* [Supplied material]
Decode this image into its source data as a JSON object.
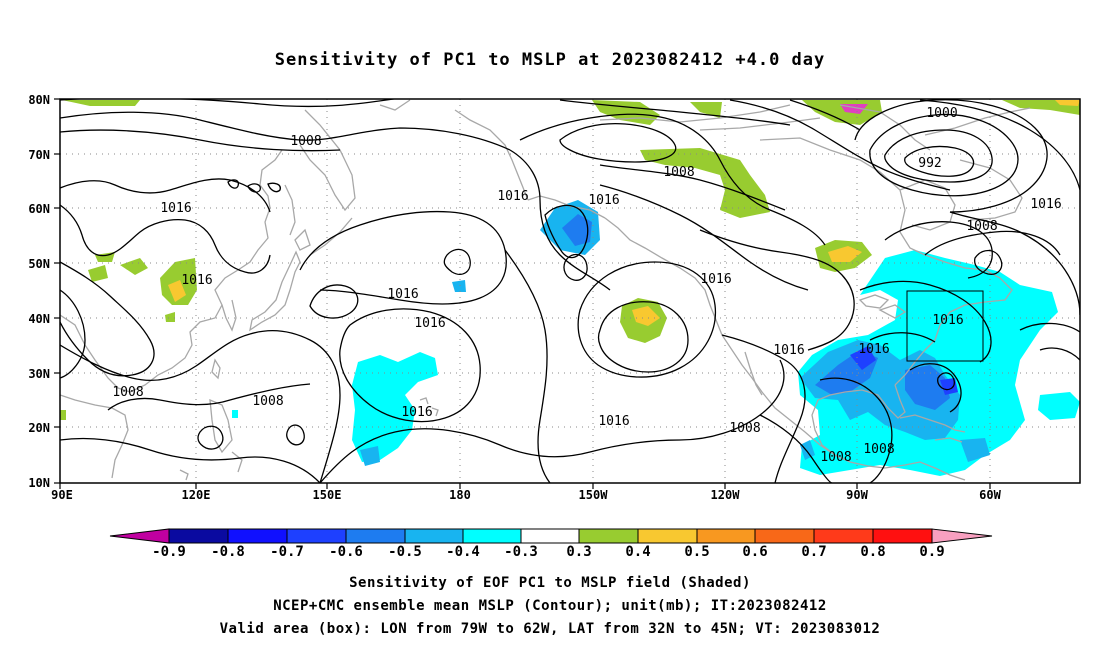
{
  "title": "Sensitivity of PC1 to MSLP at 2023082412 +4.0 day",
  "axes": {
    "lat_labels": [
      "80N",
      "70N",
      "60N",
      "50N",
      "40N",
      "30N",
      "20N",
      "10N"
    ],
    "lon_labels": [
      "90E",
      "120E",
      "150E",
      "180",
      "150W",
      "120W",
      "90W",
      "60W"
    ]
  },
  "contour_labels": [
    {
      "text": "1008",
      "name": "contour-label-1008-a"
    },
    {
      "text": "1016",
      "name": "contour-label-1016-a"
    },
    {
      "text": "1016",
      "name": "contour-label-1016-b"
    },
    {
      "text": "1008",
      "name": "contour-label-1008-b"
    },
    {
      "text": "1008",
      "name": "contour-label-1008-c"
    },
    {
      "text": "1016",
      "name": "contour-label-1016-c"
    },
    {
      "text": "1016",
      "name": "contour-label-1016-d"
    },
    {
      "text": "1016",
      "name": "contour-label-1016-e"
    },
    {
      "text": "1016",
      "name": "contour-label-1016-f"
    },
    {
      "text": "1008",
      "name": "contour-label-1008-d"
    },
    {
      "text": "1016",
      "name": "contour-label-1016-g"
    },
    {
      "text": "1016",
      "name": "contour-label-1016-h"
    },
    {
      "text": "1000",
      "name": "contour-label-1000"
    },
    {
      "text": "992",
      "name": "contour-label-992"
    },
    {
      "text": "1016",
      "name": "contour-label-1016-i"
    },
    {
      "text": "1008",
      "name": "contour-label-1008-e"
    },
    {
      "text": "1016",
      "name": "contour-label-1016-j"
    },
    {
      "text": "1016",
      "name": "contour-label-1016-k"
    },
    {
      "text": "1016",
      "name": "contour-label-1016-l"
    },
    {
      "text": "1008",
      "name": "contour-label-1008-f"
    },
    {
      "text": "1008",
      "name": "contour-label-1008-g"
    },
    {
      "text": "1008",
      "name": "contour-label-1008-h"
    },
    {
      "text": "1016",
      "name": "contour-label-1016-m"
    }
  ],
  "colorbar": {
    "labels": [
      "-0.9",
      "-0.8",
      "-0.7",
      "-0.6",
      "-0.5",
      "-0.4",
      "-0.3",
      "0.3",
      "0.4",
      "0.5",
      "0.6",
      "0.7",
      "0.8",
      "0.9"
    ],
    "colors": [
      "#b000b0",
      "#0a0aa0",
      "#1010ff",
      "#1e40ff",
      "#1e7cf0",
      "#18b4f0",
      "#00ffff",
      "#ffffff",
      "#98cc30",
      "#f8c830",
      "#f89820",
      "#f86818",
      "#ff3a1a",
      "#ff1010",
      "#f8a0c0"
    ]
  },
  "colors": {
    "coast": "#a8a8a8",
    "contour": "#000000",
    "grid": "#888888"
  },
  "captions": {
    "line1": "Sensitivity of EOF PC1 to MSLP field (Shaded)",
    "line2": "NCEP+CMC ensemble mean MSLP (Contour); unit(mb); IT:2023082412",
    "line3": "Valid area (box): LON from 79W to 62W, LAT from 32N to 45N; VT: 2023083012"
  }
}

* [To do]
In the copy, include all records verbatim but no images.

* [Answer below]
Decode this image into its source data as a JSON object.
{
  "title": "Sensitivity of PC1 to MSLP at 2023082412 +4.0 day",
  "axes": {
    "lat_labels": [
      "80N",
      "70N",
      "60N",
      "50N",
      "40N",
      "30N",
      "20N",
      "10N"
    ],
    "lon_labels": [
      "90E",
      "120E",
      "150E",
      "180",
      "150W",
      "120W",
      "90W",
      "60W"
    ]
  },
  "contour_labels": [
    {
      "text": "1008",
      "name": "contour-label-1008-a"
    },
    {
      "text": "1016",
      "name": "contour-label-1016-a"
    },
    {
      "text": "1016",
      "name": "contour-label-1016-b"
    },
    {
      "text": "1008",
      "name": "contour-label-1008-b"
    },
    {
      "text": "1008",
      "name": "contour-label-1008-c"
    },
    {
      "text": "1016",
      "name": "contour-label-1016-c"
    },
    {
      "text": "1016",
      "name": "contour-label-1016-d"
    },
    {
      "text": "1016",
      "name": "contour-label-1016-e"
    },
    {
      "text": "1016",
      "name": "contour-label-1016-f"
    },
    {
      "text": "1008",
      "name": "contour-label-1008-d"
    },
    {
      "text": "1016",
      "name": "contour-label-1016-g"
    },
    {
      "text": "1016",
      "name": "contour-label-1016-h"
    },
    {
      "text": "1000",
      "name": "contour-label-1000"
    },
    {
      "text": "992",
      "name": "contour-label-992"
    },
    {
      "text": "1016",
      "name": "contour-label-1016-i"
    },
    {
      "text": "1008",
      "name": "contour-label-1008-e"
    },
    {
      "text": "1016",
      "name": "contour-label-1016-j"
    },
    {
      "text": "1016",
      "name": "contour-label-1016-k"
    },
    {
      "text": "1016",
      "name": "contour-label-1016-l"
    },
    {
      "text": "1008",
      "name": "contour-label-1008-f"
    },
    {
      "text": "1008",
      "name": "contour-label-1008-g"
    },
    {
      "text": "1008",
      "name": "contour-label-1008-h"
    },
    {
      "text": "1016",
      "name": "contour-label-1016-m"
    }
  ],
  "colorbar": {
    "labels": [
      "-0.9",
      "-0.8",
      "-0.7",
      "-0.6",
      "-0.5",
      "-0.4",
      "-0.3",
      "0.3",
      "0.4",
      "0.5",
      "0.6",
      "0.7",
      "0.8",
      "0.9"
    ],
    "colors": [
      "#b000b0",
      "#0a0aa0",
      "#1010ff",
      "#1e40ff",
      "#1e7cf0",
      "#18b4f0",
      "#00ffff",
      "#ffffff",
      "#98cc30",
      "#f8c830",
      "#f89820",
      "#f86818",
      "#ff3a1a",
      "#ff1010",
      "#f8a0c0"
    ]
  },
  "colors": {
    "coast": "#a8a8a8",
    "contour": "#000000",
    "grid": "#888888"
  },
  "captions": {
    "line1": "Sensitivity of EOF PC1 to MSLP field (Shaded)",
    "line2": "NCEP+CMC ensemble mean MSLP (Contour); unit(mb); IT:2023082412",
    "line3": "Valid area (box): LON from 79W to 62W, LAT from 32N to 45N; VT: 2023083012"
  }
}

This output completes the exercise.